Set problem:
Only the pictures stay out; every record is to be quoted exactly.

Excerpted data:
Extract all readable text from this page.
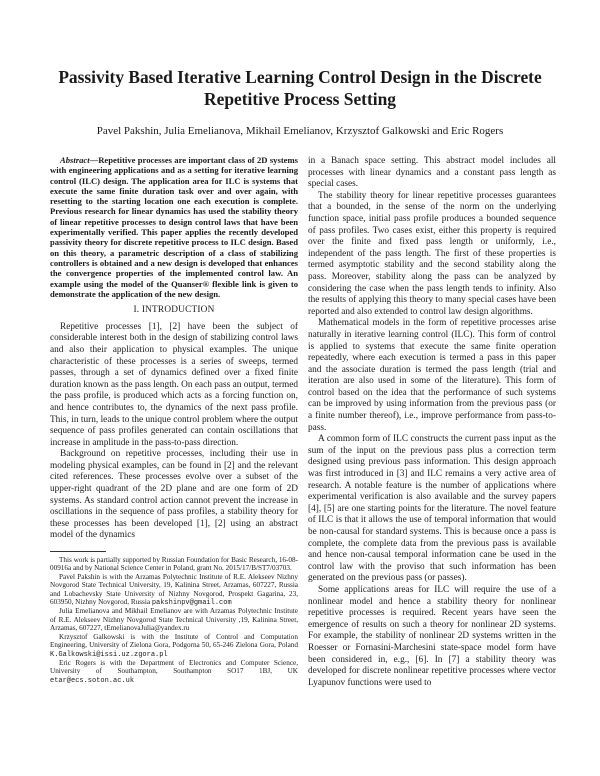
Passivity Based Iterative Learning Control Design in the Discrete Repetitive Process Setting
Pavel Pakshin, Julia Emelianova, Mikhail Emelianov, Krzysztof Galkowski and Eric Rogers

Abstract—Repetitive processes are important class of 2D systems with engineering applications and as a setting for iterative learning control (ILC) design. The application area for ILC is systems that execute the same finite duration task over and over again, with resetting to the starting location one each execution is complete. Previous research for linear dynamics has used the stability theory of linear repetitive processes to design control laws that have been experimentally verified. This paper applies the recently developed passivity theory for discrete repetitive process to ILC design. Based on this theory, a parametric description of a class of stabilizing controllers is obtained and a new design is developed that enhances the convergence properties of the implemented control law. An example using the model of the Quanser® flexible link is given to demonstrate the application of the new design.

I. INTRODUCTION

Repetitive processes [1], [2] have been the subject of considerable interest both in the design of stabilizing control laws and also their application to physical examples. The unique characteristic of these processes is a series of sweeps, termed passes, through a set of dynamics defined over a fixed finite duration known as the pass length. On each pass an output, termed the pass profile, is produced which acts as a forcing function on, and hence contributes to, the dynamics of the next pass profile. This, in turn, leads to the unique control problem where the output sequence of pass profiles generated can contain oscillations that increase in amplitude in the pass-to-pass direction.

Background on repetitive processes, including their use in modeling physical examples, can be found in [2] and the relevant cited references. These processes evolve over a subset of the upper-right quadrant of the 2D plane and are one form of 2D systems. As standard control action cannot prevent the increase in oscillations in the sequence of pass profiles, a stability theory for these processes has been developed [1], [2] using an abstract model of the dynamics

This work is partially supported by Russian Foundation for Basic Research, 16-08-00916a and by National Science Center in Poland, grant No. 2015/17/B/ST7/03703.

Pavel Pakshin is with the Arzamas Polytechnic Institute of R.E. Alekseev Nizhny Novgorod State Technical University, 19, Kalinina Street, Arzamas, 607227, Russia and Lobachevsky State University of Nizhny Novgorod, Prospekt Gagarina, 23, 603950, Nizhny Novgorod, Russia pakshinpv@gmail.com

Julia Emelianova and Mikhail Emelianov are with Arzamas Polytechnic Institute of R.E. Alekseev Nizhny Novgorod State Technical University ,19, Kalinina Street, Arzamas, 607227, tEmelianovaJulia@yandex.ru

Krzysztof Galkowski is with the Institute of Control and Computation Engineering, University of Zielona Gora, Podgorna 50, 65-246 Zielona Gora, Poland K.Galkowski@issi.uz.zgora.pl

Eric Rogers is with the Department of Electronics and Computer Science, University of Southampton, Southampton SO17 1BJ, UK etar@ecs.soton.ac.uk

in a Banach space setting. This abstract model includes all processes with linear dynamics and a constant pass length as special cases.

The stability theory for linear repetitive processes guarantees that a bounded, in the sense of the norm on the underlying function space, initial pass profile produces a bounded sequence of pass profiles. Two cases exist, either this property is required over the finite and fixed pass length or uniformly, i.e., independent of the pass length. The first of these properties is termed asymptotic stability and the second stability along the pass. Moreover, stability along the pass can be analyzed by considering the case when the pass length tends to infinity. Also the results of applying this theory to many special cases have been reported and also extended to control law design algorithms.

Mathematical models in the form of repetitive processes arise naturally in iterative learning control (ILC). This form of control is applied to systems that execute the same finite operation repeatedly, where each execution is termed a pass in this paper and the associate duration is termed the pass length (trial and iteration are also used in some of the literature). This form of control based on the idea that the performance of such systems can be improved by using information from the previous pass (or a finite number thereof), i.e., improve performance from pass-to-pass.

A common form of ILC constructs the current pass input as the sum of the input on the previous pass plus a correction term designed using previous pass information. This design approach was first introduced in [3] and ILC remains a very active area of research. A notable feature is the number of applications where experimental verification is also available and the survey papers [4], [5] are one starting points for the literature. The novel feature of ILC is that it allows the use of temporal information that would be non-causal for standard systems. This is because once a pass is complete, the complete data from the previous pass is available and hence non-causal temporal information cane be used in the control law with the proviso that such information has been generated on the previous pass (or passes).

Some applications areas for ILC will require the use of a nonlinear model and hence a stability theory for nonlinear repetitive processes is required. Recent years have seen the emergence of results on such a theory for nonlinear 2D systems. For example, the stability of nonlinear 2D systems written in the Roesser or Fornasini-Marchesini state-space model form have been considered in, e.g., [6]. In [7] a stability theory was developed for discrete nonlinear repetitive processes where vector Lyapunov functions were used to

Solution for this problem:
Extract all readable text from this page.
Passivity Based Iterative Learning Control Design in the Discrete Repetitive Process Setting
Pavel Pakshin, Julia Emelianova, Mikhail Emelianov, Krzysztof Galkowski and Eric Rogers

Abstract—Repetitive processes are important class of 2D systems with engineering applications and as a setting for iterative learning control (ILC) design. The application area for ILC is systems that execute the same finite duration task over and over again, with resetting to the starting location one each execution is complete. Previous research for linear dynamics has used the stability theory of linear repetitive processes to design control laws that have been experimentally verified. This paper applies the recently developed passivity theory for discrete repetitive process to ILC design. Based on this theory, a parametric description of a class of stabilizing controllers is obtained and a new design is developed that enhances the convergence properties of the implemented control law. An example using the model of the Quanser® flexible link is given to demonstrate the application of the new design.

I. INTRODUCTION

Repetitive processes [1], [2] have been the subject of considerable interest both in the design of stabilizing control laws and also their application to physical examples. The unique characteristic of these processes is a series of sweeps, termed passes, through a set of dynamics defined over a fixed finite duration known as the pass length. On each pass an output, termed the pass profile, is produced which acts as a forcing function on, and hence contributes to, the dynamics of the next pass profile. This, in turn, leads to the unique control problem where the output sequence of pass profiles generated can contain oscillations that increase in amplitude in the pass-to-pass direction.

Background on repetitive processes, including their use in modeling physical examples, can be found in [2] and the relevant cited references. These processes evolve over a subset of the upper-right quadrant of the 2D plane and are one form of 2D systems. As standard control action cannot prevent the increase in oscillations in the sequence of pass profiles, a stability theory for these processes has been developed [1], [2] using an abstract model of the dynamics

This work is partially supported by Russian Foundation for Basic Research, 16-08-00916a and by National Science Center in Poland, grant No. 2015/17/B/ST7/03703.

Pavel Pakshin is with the Arzamas Polytechnic Institute of R.E. Alekseev Nizhny Novgorod State Technical University, 19, Kalinina Street, Arzamas, 607227, Russia and Lobachevsky State University of Nizhny Novgorod, Prospekt Gagarina, 23, 603950, Nizhny Novgorod, Russia pakshinpv@gmail.com

Julia Emelianova and Mikhail Emelianov are with Arzamas Polytechnic Institute of R.E. Alekseev Nizhny Novgorod State Technical University ,19, Kalinina Street, Arzamas, 607227, tEmelianovaJulia@yandex.ru

Krzysztof Galkowski is with the Institute of Control and Computation Engineering, University of Zielona Gora, Podgorna 50, 65-246 Zielona Gora, Poland K.Galkowski@issi.uz.zgora.pl

Eric Rogers is with the Department of Electronics and Computer Science, University of Southampton, Southampton SO17 1BJ, UK etar@ecs.soton.ac.uk

in a Banach space setting. This abstract model includes all processes with linear dynamics and a constant pass length as special cases.

The stability theory for linear repetitive processes guarantees that a bounded, in the sense of the norm on the underlying function space, initial pass profile produces a bounded sequence of pass profiles. Two cases exist, either this property is required over the finite and fixed pass length or uniformly, i.e., independent of the pass length. The first of these properties is termed asymptotic stability and the second stability along the pass. Moreover, stability along the pass can be analyzed by considering the case when the pass length tends to infinity. Also the results of applying this theory to many special cases have been reported and also extended to control law design algorithms.

Mathematical models in the form of repetitive processes arise naturally in iterative learning control (ILC). This form of control is applied to systems that execute the same finite operation repeatedly, where each execution is termed a pass in this paper and the associate duration is termed the pass length (trial and iteration are also used in some of the literature). This form of control based on the idea that the performance of such systems can be improved by using information from the previous pass (or a finite number thereof), i.e., improve performance from pass-to-pass.

A common form of ILC constructs the current pass input as the sum of the input on the previous pass plus a correction term designed using previous pass information. This design approach was first introduced in [3] and ILC remains a very active area of research. A notable feature is the number of applications where experimental verification is also available and the survey papers [4], [5] are one starting points for the literature. The novel feature of ILC is that it allows the use of temporal information that would be non-causal for standard systems. This is because once a pass is complete, the complete data from the previous pass is available and hence non-causal temporal information cane be used in the control law with the proviso that such information has been generated on the previous pass (or passes).

Some applications areas for ILC will require the use of a nonlinear model and hence a stability theory for nonlinear repetitive processes is required. Recent years have seen the emergence of results on such a theory for nonlinear 2D systems. For example, the stability of nonlinear 2D systems written in the Roesser or Fornasini-Marchesini state-space model form have been considered in, e.g., [6]. In [7] a stability theory was developed for discrete nonlinear repetitive processes where vector Lyapunov functions were used to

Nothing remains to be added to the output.